[Some records]

+++

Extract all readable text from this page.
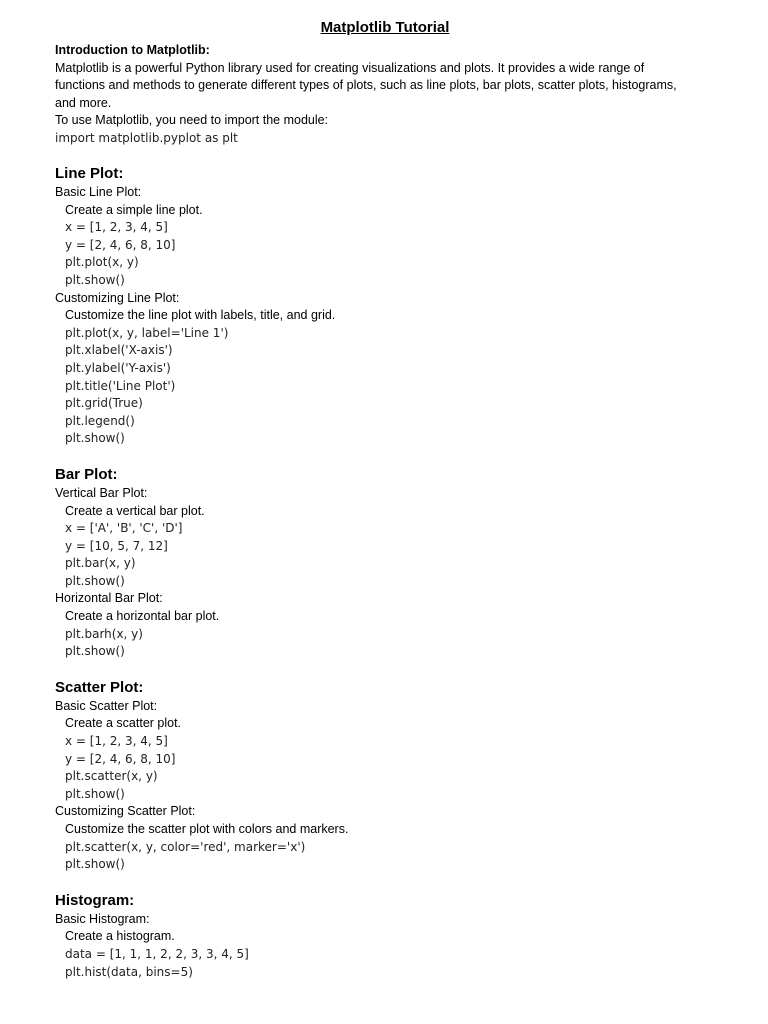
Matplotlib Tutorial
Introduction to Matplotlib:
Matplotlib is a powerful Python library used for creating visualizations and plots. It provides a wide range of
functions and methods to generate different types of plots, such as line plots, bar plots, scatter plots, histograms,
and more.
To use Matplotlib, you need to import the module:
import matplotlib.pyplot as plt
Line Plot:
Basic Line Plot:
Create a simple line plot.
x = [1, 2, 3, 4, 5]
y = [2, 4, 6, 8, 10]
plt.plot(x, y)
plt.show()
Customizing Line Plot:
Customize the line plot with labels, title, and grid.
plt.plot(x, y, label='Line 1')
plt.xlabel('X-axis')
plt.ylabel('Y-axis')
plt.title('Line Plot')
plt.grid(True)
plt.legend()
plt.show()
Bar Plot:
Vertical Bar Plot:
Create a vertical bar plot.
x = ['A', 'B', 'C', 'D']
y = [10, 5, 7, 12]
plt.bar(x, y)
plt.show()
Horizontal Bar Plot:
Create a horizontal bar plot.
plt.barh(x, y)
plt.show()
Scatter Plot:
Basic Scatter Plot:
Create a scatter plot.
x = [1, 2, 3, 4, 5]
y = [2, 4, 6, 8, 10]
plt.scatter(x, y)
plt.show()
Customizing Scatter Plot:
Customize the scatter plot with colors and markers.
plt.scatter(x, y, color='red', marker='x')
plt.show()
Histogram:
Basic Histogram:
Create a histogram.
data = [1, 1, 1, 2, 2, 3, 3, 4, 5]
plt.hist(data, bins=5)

+++

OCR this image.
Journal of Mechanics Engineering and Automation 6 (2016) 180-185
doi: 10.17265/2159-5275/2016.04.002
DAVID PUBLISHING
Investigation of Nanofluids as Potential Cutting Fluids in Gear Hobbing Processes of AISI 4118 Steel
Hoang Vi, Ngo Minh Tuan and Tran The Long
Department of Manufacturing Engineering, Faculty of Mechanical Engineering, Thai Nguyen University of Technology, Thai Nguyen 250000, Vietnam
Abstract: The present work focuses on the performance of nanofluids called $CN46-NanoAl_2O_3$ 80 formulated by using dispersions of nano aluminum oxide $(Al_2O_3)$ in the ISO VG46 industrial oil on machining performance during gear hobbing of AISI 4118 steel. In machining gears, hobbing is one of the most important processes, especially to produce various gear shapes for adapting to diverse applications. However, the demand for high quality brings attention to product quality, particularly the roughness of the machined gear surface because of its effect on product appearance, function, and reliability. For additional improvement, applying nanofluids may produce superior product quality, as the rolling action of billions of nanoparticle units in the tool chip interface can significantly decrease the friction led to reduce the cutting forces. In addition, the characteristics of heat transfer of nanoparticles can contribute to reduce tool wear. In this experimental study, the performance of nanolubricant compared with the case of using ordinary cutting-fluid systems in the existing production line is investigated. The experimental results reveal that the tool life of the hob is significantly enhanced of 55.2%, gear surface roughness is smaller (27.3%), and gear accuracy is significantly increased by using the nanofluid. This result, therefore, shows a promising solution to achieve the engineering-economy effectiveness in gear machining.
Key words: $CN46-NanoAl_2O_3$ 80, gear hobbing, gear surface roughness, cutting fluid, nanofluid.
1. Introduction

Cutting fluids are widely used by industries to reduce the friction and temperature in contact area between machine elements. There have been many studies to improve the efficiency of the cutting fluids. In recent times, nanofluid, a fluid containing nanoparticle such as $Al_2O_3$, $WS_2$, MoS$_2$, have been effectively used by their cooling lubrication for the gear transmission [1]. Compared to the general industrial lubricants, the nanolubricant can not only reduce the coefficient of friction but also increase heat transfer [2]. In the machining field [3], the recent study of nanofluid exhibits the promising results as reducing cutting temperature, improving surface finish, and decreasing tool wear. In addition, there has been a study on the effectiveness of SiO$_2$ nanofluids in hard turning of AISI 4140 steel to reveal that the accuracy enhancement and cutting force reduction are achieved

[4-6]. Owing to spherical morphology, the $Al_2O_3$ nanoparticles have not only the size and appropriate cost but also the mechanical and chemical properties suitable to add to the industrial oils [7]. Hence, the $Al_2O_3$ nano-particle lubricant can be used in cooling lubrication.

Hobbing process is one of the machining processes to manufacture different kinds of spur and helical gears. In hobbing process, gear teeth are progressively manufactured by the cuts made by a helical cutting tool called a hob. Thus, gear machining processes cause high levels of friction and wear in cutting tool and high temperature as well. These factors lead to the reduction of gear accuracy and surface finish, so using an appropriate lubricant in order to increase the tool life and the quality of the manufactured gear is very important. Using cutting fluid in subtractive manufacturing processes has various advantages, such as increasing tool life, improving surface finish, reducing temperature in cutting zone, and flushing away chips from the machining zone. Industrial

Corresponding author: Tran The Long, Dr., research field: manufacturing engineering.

+++

Set task =
Wherever the word "Long" occurs in a line of the listing, copy that line.

Exercise result =
Hoang Vi, Ngo Minh Tuan and Tran The Long
Corresponding author: Tran The Long, Dr., research field: manufacturing engineering.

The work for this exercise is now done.